*AIM*
Tally the lines of the listing that contain the string "学生译文". Give the number and nothing else.
#### SUPPLIED MATERIAL
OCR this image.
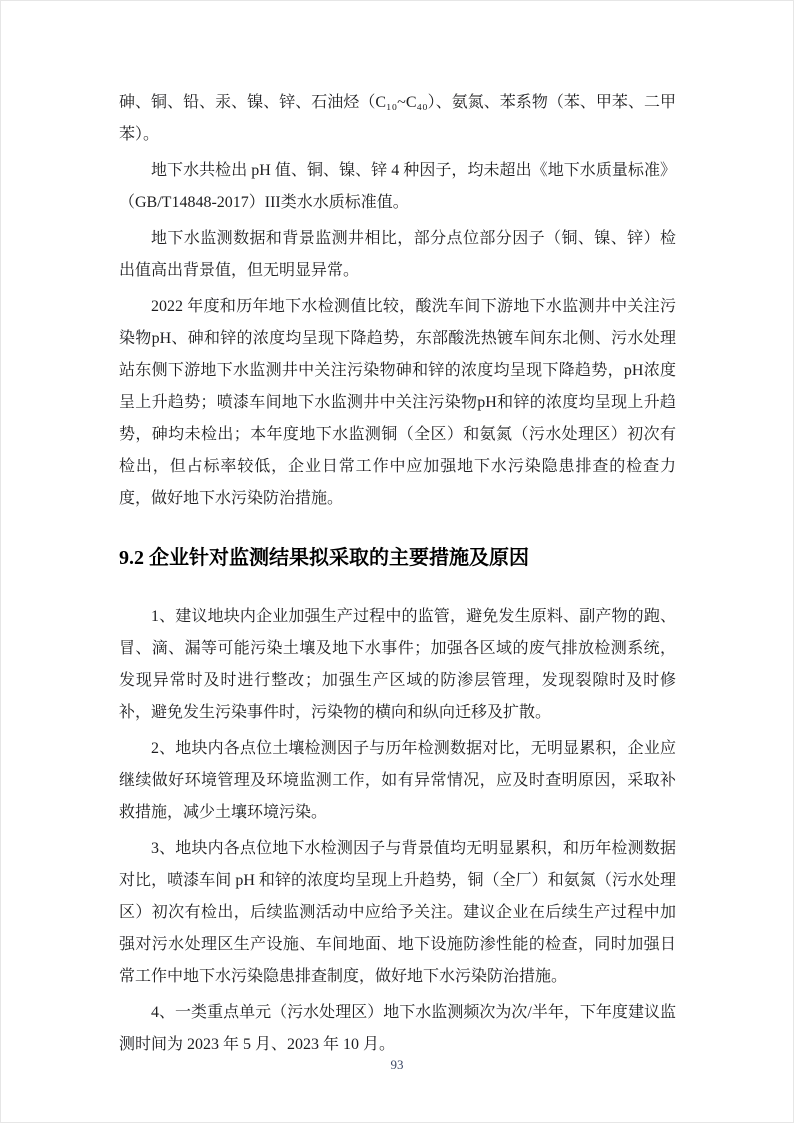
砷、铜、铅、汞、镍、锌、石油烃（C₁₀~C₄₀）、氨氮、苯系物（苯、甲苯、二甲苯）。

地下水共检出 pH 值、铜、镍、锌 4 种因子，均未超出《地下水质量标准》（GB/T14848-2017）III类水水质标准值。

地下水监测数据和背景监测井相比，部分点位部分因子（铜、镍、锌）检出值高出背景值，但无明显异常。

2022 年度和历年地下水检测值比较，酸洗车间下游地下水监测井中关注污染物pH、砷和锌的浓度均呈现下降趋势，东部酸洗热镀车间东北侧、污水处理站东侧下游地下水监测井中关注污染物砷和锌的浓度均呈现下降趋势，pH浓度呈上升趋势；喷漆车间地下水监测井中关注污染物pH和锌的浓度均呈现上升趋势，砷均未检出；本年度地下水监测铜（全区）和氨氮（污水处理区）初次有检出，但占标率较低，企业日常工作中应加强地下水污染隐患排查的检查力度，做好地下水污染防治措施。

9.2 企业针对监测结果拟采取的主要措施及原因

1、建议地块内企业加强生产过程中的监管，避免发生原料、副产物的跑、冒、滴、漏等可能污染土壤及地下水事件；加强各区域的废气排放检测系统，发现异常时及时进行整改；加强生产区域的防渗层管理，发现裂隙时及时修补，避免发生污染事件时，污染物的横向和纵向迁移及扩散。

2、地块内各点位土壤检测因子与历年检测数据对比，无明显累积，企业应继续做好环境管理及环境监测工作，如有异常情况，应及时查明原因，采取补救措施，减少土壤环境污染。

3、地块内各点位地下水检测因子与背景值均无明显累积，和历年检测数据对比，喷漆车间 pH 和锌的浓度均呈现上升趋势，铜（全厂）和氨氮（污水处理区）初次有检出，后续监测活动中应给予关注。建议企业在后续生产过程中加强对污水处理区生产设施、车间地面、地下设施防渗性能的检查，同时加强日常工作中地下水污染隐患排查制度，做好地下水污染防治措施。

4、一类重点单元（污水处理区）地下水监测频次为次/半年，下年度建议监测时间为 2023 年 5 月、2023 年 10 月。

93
########
#### SUPPLIED MATERIAL
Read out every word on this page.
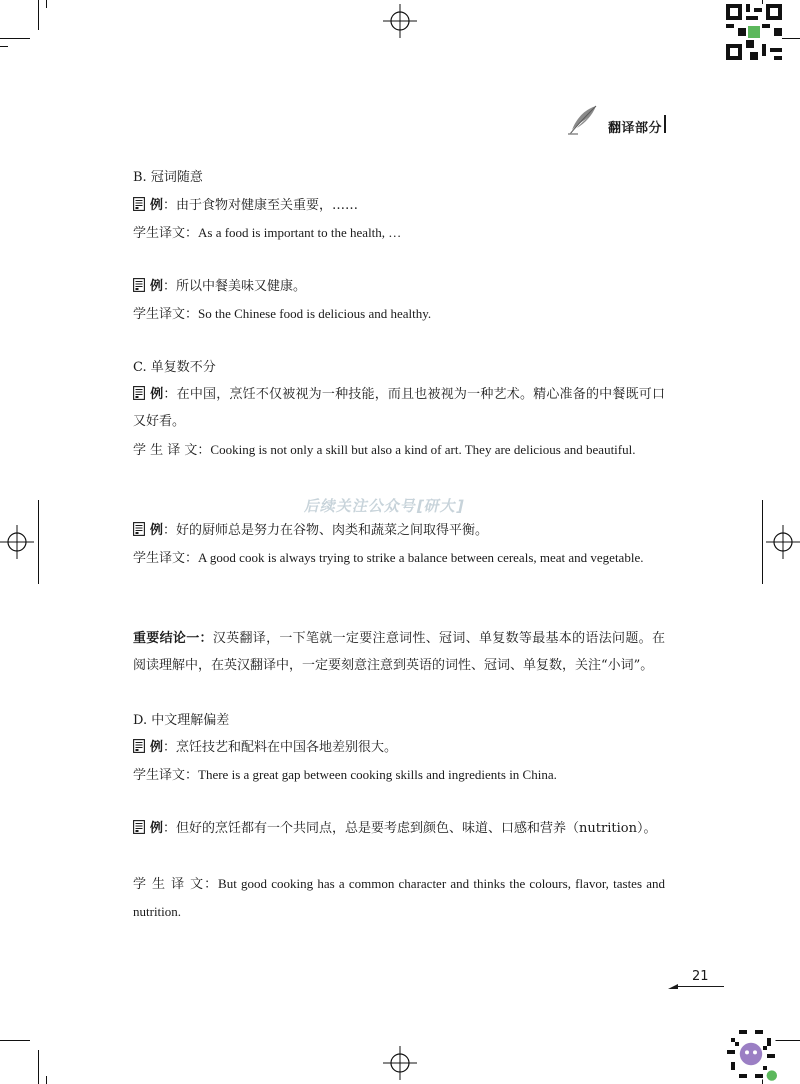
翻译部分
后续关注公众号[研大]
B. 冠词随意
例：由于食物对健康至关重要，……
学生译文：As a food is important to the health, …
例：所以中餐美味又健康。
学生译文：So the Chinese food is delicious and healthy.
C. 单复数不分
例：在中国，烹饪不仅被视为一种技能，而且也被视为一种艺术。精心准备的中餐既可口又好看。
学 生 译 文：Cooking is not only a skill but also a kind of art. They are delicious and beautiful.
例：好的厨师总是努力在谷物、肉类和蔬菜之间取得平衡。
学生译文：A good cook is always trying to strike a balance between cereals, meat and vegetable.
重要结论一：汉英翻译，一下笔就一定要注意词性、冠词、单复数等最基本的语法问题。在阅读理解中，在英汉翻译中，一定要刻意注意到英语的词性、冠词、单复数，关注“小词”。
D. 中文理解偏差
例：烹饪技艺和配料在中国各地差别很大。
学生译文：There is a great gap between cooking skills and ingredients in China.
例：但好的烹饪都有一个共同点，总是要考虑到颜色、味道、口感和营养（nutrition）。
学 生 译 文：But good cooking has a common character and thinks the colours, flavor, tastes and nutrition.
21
########
*SOLUTION*
4